Give only the number of lines where "name" occurs.

## begin Data section

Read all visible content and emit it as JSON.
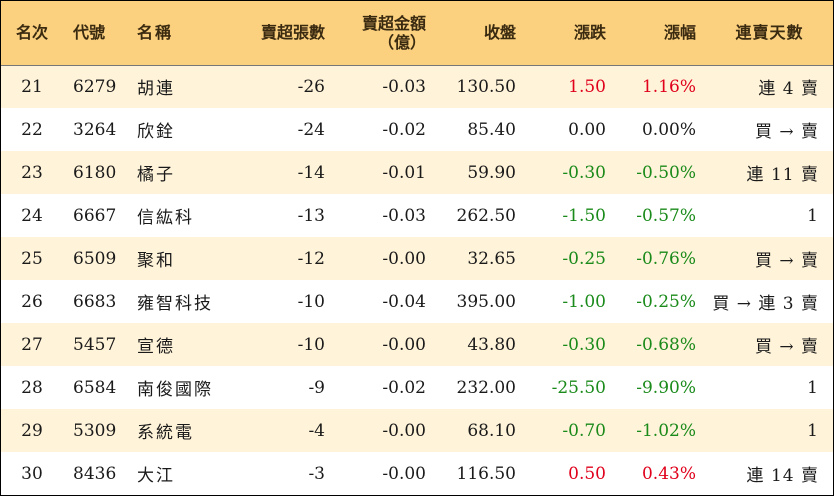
{
  "headers": {
    "rank": "名次",
    "code": "代號",
    "name": "名稱",
    "net_sell_lots": "賣超張數",
    "net_sell_amount": "賣超金額",
    "net_sell_amount_unit": "（億）",
    "close": "收盤",
    "change": "漲跌",
    "change_pct": "漲幅",
    "consecutive_days": "連賣天數"
  },
  "colors": {
    "header_bg": "#fbd17f",
    "stripe_bg": "#fff3d9",
    "up": "#e0001b",
    "down": "#1a8a1a",
    "flat": "#1a1a1a"
  },
  "rows": [
    {
      "rank": "21",
      "code": "6279",
      "name": "胡連",
      "net_sell_lots": "-26",
      "net_sell_amount": "-0.03",
      "close": "130.50",
      "change": "1.50",
      "change_pct": "1.16%",
      "trend": "up",
      "consecutive_days": "連 4 賣"
    },
    {
      "rank": "22",
      "code": "3264",
      "name": "欣銓",
      "net_sell_lots": "-24",
      "net_sell_amount": "-0.02",
      "close": "85.40",
      "change": "0.00",
      "change_pct": "0.00%",
      "trend": "flat",
      "consecutive_days": "買 → 賣"
    },
    {
      "rank": "23",
      "code": "6180",
      "name": "橘子",
      "net_sell_lots": "-14",
      "net_sell_amount": "-0.01",
      "close": "59.90",
      "change": "-0.30",
      "change_pct": "-0.50%",
      "trend": "down",
      "consecutive_days": "連 11 賣"
    },
    {
      "rank": "24",
      "code": "6667",
      "name": "信紘科",
      "net_sell_lots": "-13",
      "net_sell_amount": "-0.03",
      "close": "262.50",
      "change": "-1.50",
      "change_pct": "-0.57%",
      "trend": "down",
      "consecutive_days": "1"
    },
    {
      "rank": "25",
      "code": "6509",
      "name": "聚和",
      "net_sell_lots": "-12",
      "net_sell_amount": "-0.00",
      "close": "32.65",
      "change": "-0.25",
      "change_pct": "-0.76%",
      "trend": "down",
      "consecutive_days": "買 → 賣"
    },
    {
      "rank": "26",
      "code": "6683",
      "name": "雍智科技",
      "net_sell_lots": "-10",
      "net_sell_amount": "-0.04",
      "close": "395.00",
      "change": "-1.00",
      "change_pct": "-0.25%",
      "trend": "down",
      "consecutive_days": "買 → 連 3 賣"
    },
    {
      "rank": "27",
      "code": "5457",
      "name": "宣德",
      "net_sell_lots": "-10",
      "net_sell_amount": "-0.00",
      "close": "43.80",
      "change": "-0.30",
      "change_pct": "-0.68%",
      "trend": "down",
      "consecutive_days": "買 → 賣"
    },
    {
      "rank": "28",
      "code": "6584",
      "name": "南俊國際",
      "net_sell_lots": "-9",
      "net_sell_amount": "-0.02",
      "close": "232.00",
      "change": "-25.50",
      "change_pct": "-9.90%",
      "trend": "down",
      "consecutive_days": "1"
    },
    {
      "rank": "29",
      "code": "5309",
      "name": "系統電",
      "net_sell_lots": "-4",
      "net_sell_amount": "-0.00",
      "close": "68.10",
      "change": "-0.70",
      "change_pct": "-1.02%",
      "trend": "down",
      "consecutive_days": "1"
    },
    {
      "rank": "30",
      "code": "8436",
      "name": "大江",
      "net_sell_lots": "-3",
      "net_sell_amount": "-0.00",
      "close": "116.50",
      "change": "0.50",
      "change_pct": "0.43%",
      "trend": "up",
      "consecutive_days": "連 14 賣"
    }
  ]
}
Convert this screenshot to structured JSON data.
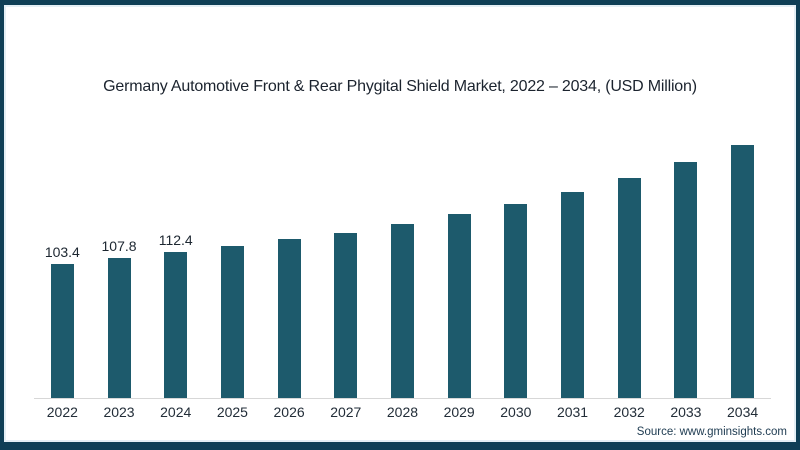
{
  "chart_data": {
    "type": "bar",
    "title": "Germany Automotive Front & Rear Phygital Shield Market, 2022 – 2034, (USD Million)",
    "categories": [
      "2022",
      "2023",
      "2024",
      "2025",
      "2026",
      "2027",
      "2028",
      "2029",
      "2030",
      "2031",
      "2032",
      "2033",
      "2034"
    ],
    "values": [
      103.4,
      107.8,
      112.4,
      117.2,
      122.5,
      127.3,
      134.0,
      141.5,
      149.5,
      158.7,
      169.5,
      181.8,
      194.9
    ],
    "value_labels": [
      "103.4",
      "107.8",
      "112.4",
      "",
      "",
      "",
      "",
      "",
      "",
      "",
      "",
      "",
      ""
    ],
    "xlabel": "",
    "ylabel": "",
    "ylim": [
      0,
      210
    ],
    "grid": false,
    "legend": false,
    "bar_color": "#1d5a6c",
    "axis_line_color": "#d7d7d7",
    "frame_border_color": "#0f3f56",
    "title_color": "#1b232e",
    "label_color": "#1c2630"
  },
  "source": {
    "text": "Source: www.gminsights.com"
  }
}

## end Data section

* **Output below**: 11